Exercise objective ▸ Return every record below exactly as written, omitting any pictures.

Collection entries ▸
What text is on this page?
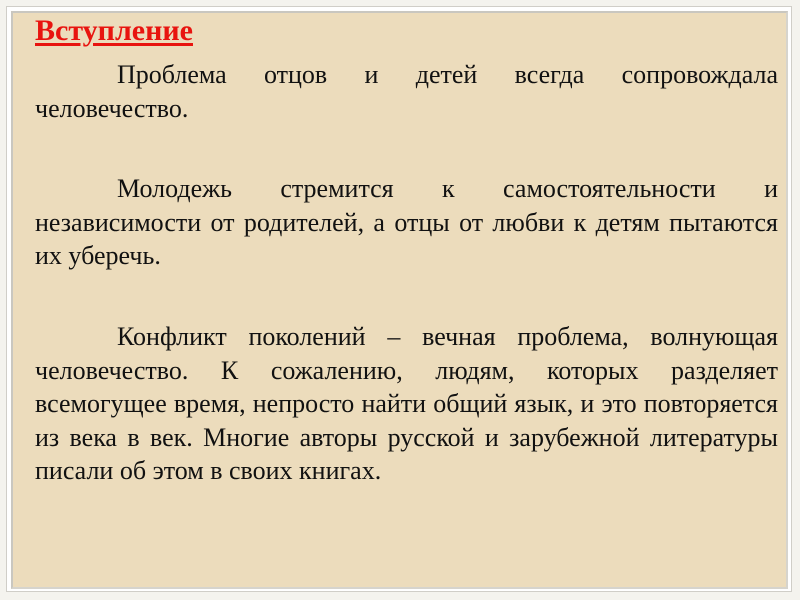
Вступление

Проблема отцов и детей всегда сопровождала человечество.

Молодежь стремится к самостоятельности и независимости от родителей, а отцы от любви к детям пытаются их уберечь.

Конфликт поколений – вечная проблема, волнующая человечество. К сожалению, людям, которых разделяет всемогущее время, непросто найти общий язык, и это повторяется из века в век. Многие авторы русской и зарубежной литературы писали об этом в своих книгах.
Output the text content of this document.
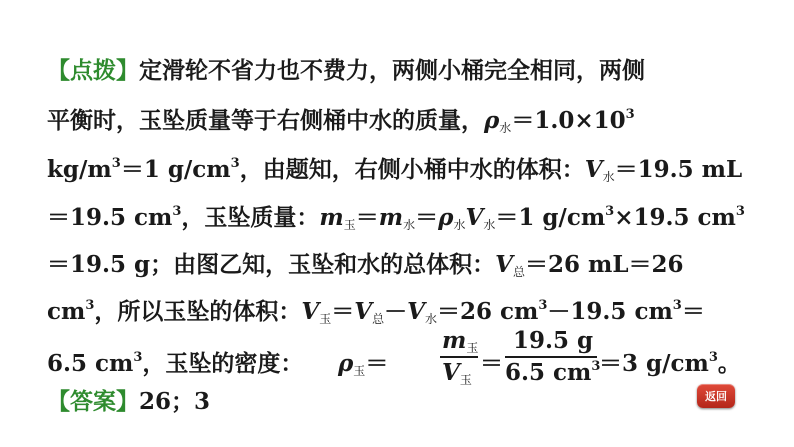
【点拨】定滑轮不省力也不费力，两侧小桶完全相同，两侧
平衡时，玉坠质量等于右侧桶中水的质量，$\rho_水=1.0\times 10^3$
$kg/m^3=1$ $g/cm^3$，由题知，右侧小桶中水的体积：$V_水=19.5$ mL
＝19.5 $cm^3$，玉坠质量：$m_玉=m_水=\rho_水V_水=1$ $g/cm^3\times 19.5$ $cm^3$
＝19.5 g；由图乙知，玉坠和水的总体积：$V_总=26$ mL＝26
$cm^3$，所以玉坠的体积：$V_玉=V_总-V_水=26$ $cm^3-19.5$ $cm^3=$
6.5 $cm^3$，玉坠的密度： $\rho_玉=$
$m_玉$
$V_玉$
＝
19.5 g
6.5 $cm^3$
＝3 $g/cm^3$。
【答案】26；3	返回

Answer for the task ▸
What text is on this page?
Вступление

Проблема отцов и детей всегда сопровождала человечество.

Молодежь стремится к самостоятельности и независимости от родителей, а отцы от любви к детям пытаются их уберечь.

Конфликт поколений – вечная проблема, волнующая человечество. К сожалению, людям, которых разделяет всемогущее время, непросто найти общий язык, и это повторяется из века в век. Многие авторы русской и зарубежной литературы писали об этом в своих книгах.
Output the text content of this document.
【点拨】定滑轮不省力也不费力，两侧小桶完全相同，两侧
平衡时，玉坠质量等于右侧桶中水的质量，$\rho_水=1.0\times 10^3$
$kg/m^3=1$ $g/cm^3$，由题知，右侧小桶中水的体积：$V_水=19.5$ mL
＝19.5 $cm^3$，玉坠质量：$m_玉=m_水=\rho_水V_水=1$ $g/cm^3\times 19.5$ $cm^3$
＝19.5 g；由图乙知，玉坠和水的总体积：$V_总=26$ mL＝26
$cm^3$，所以玉坠的体积：$V_玉=V_总-V_水=26$ $cm^3-19.5$ $cm^3=$
6.5 $cm^3$，玉坠的密度： $\rho_玉=$
$m_玉$
$V_玉$
＝
19.5 g
6.5 $cm^3$
＝3 $g/cm^3$。
【答案】26；3	返回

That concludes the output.